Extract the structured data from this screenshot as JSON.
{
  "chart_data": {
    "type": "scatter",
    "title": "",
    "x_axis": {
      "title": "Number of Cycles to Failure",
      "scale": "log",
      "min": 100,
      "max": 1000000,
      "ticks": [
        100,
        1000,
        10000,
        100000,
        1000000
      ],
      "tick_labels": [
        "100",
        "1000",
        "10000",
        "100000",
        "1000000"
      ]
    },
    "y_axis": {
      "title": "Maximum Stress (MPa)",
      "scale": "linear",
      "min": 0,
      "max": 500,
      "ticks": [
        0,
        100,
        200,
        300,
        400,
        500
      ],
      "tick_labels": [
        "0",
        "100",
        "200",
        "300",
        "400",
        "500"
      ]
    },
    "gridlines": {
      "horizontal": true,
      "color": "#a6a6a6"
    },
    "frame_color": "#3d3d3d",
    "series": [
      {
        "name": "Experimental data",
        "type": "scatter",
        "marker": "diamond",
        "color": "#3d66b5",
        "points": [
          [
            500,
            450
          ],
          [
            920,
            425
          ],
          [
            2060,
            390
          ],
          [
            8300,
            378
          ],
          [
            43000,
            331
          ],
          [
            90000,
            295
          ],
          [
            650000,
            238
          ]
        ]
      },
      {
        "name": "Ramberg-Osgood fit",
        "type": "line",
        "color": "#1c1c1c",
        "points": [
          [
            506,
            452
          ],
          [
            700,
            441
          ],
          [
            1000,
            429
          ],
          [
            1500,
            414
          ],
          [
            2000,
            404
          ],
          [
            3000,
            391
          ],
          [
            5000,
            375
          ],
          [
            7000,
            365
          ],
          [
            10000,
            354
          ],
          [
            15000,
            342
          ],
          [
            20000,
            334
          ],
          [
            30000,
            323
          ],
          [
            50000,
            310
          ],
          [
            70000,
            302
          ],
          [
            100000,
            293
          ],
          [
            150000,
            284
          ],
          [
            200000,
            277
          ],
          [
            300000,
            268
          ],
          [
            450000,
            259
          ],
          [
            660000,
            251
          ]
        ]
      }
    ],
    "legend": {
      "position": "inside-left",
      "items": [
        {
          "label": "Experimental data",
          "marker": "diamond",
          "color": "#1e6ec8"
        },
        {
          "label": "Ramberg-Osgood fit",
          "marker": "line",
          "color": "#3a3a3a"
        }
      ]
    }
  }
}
════════
WHAT THIS TASK INVOLVES:
Repeat the data in its entirety, character for character.

SOLVED EXERCISE:
Extract the structured data from this screenshot as JSON.
{
  "chart_data": {
    "type": "scatter",
    "title": "",
    "x_axis": {
      "title": "Number of Cycles to Failure",
      "scale": "log",
      "min": 100,
      "max": 1000000,
      "ticks": [
        100,
        1000,
        10000,
        100000,
        1000000
      ],
      "tick_labels": [
        "100",
        "1000",
        "10000",
        "100000",
        "1000000"
      ]
    },
    "y_axis": {
      "title": "Maximum Stress (MPa)",
      "scale": "linear",
      "min": 0,
      "max": 500,
      "ticks": [
        0,
        100,
        200,
        300,
        400,
        500
      ],
      "tick_labels": [
        "0",
        "100",
        "200",
        "300",
        "400",
        "500"
      ]
    },
    "gridlines": {
      "horizontal": true,
      "color": "#a6a6a6"
    },
    "frame_color": "#3d3d3d",
    "series": [
      {
        "name": "Experimental data",
        "type": "scatter",
        "marker": "diamond",
        "color": "#3d66b5",
        "points": [
          [
            500,
            450
          ],
          [
            920,
            425
          ],
          [
            2060,
            390
          ],
          [
            8300,
            378
          ],
          [
            43000,
            331
          ],
          [
            90000,
            295
          ],
          [
            650000,
            238
          ]
        ]
      },
      {
        "name": "Ramberg-Osgood fit",
        "type": "line",
        "color": "#1c1c1c",
        "points": [
          [
            506,
            452
          ],
          [
            700,
            441
          ],
          [
            1000,
            429
          ],
          [
            1500,
            414
          ],
          [
            2000,
            404
          ],
          [
            3000,
            391
          ],
          [
            5000,
            375
          ],
          [
            7000,
            365
          ],
          [
            10000,
            354
          ],
          [
            15000,
            342
          ],
          [
            20000,
            334
          ],
          [
            30000,
            323
          ],
          [
            50000,
            310
          ],
          [
            70000,
            302
          ],
          [
            100000,
            293
          ],
          [
            150000,
            284
          ],
          [
            200000,
            277
          ],
          [
            300000,
            268
          ],
          [
            450000,
            259
          ],
          [
            660000,
            251
          ]
        ]
      }
    ],
    "legend": {
      "position": "inside-left",
      "items": [
        {
          "label": "Experimental data",
          "marker": "diamond",
          "color": "#1e6ec8"
        },
        {
          "label": "Ramberg-Osgood fit",
          "marker": "line",
          "color": "#3a3a3a"
        }
      ]
    }
  }
}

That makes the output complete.